The task:
Pull out every line containing the string "Importancia".

####################

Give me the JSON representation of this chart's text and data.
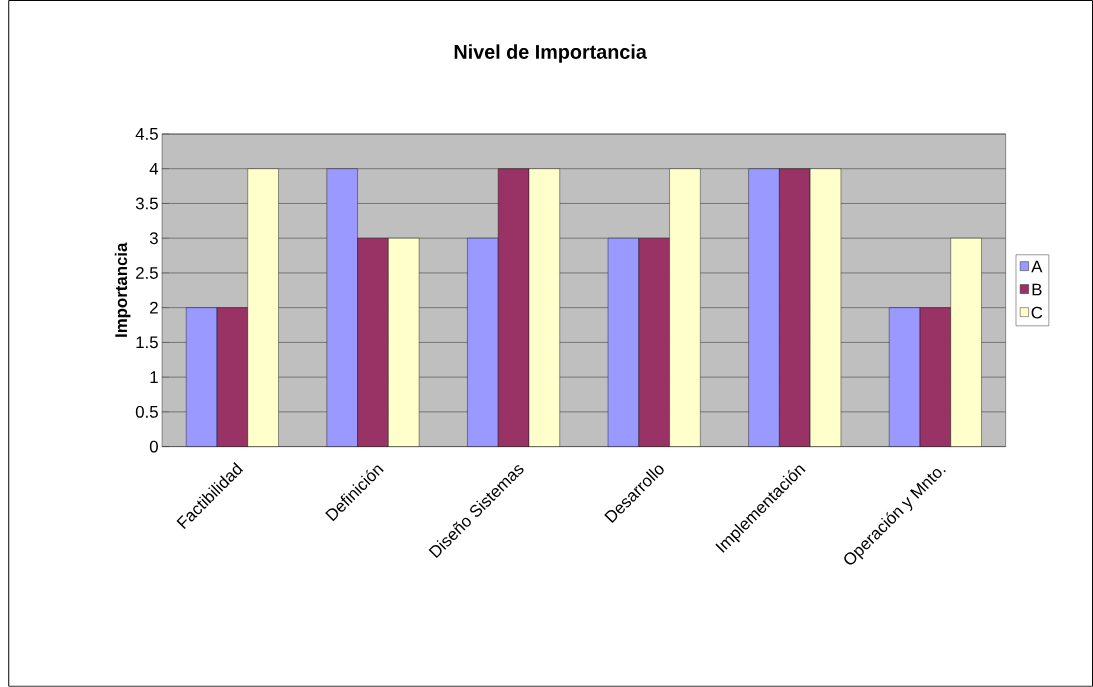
{
  "chart_data": {
    "type": "bar",
    "title": "Nivel de Importancia",
    "ylabel": "Importancia",
    "categories": [
      "Factibilidad",
      "Definición",
      "Diseño Sistemas",
      "Desarrollo",
      "Implementación",
      "Operación y Mnto."
    ],
    "series": [
      {
        "name": "A",
        "color": "#9999ff",
        "values": [
          2,
          4,
          3,
          3,
          4,
          2
        ]
      },
      {
        "name": "B",
        "color": "#993366",
        "values": [
          2,
          3,
          4,
          3,
          4,
          2
        ]
      },
      {
        "name": "C",
        "color": "#ffffcc",
        "values": [
          4,
          3,
          4,
          4,
          4,
          3
        ]
      }
    ],
    "ylim": [
      0,
      4.5
    ],
    "yticks": [
      0,
      0.5,
      1,
      1.5,
      2,
      2.5,
      3,
      3.5,
      4,
      4.5
    ],
    "grid": "y",
    "legend": "right"
  }
}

####################

Right answer:
    "title": "Nivel de Importancia",
    "ylabel": "Importancia",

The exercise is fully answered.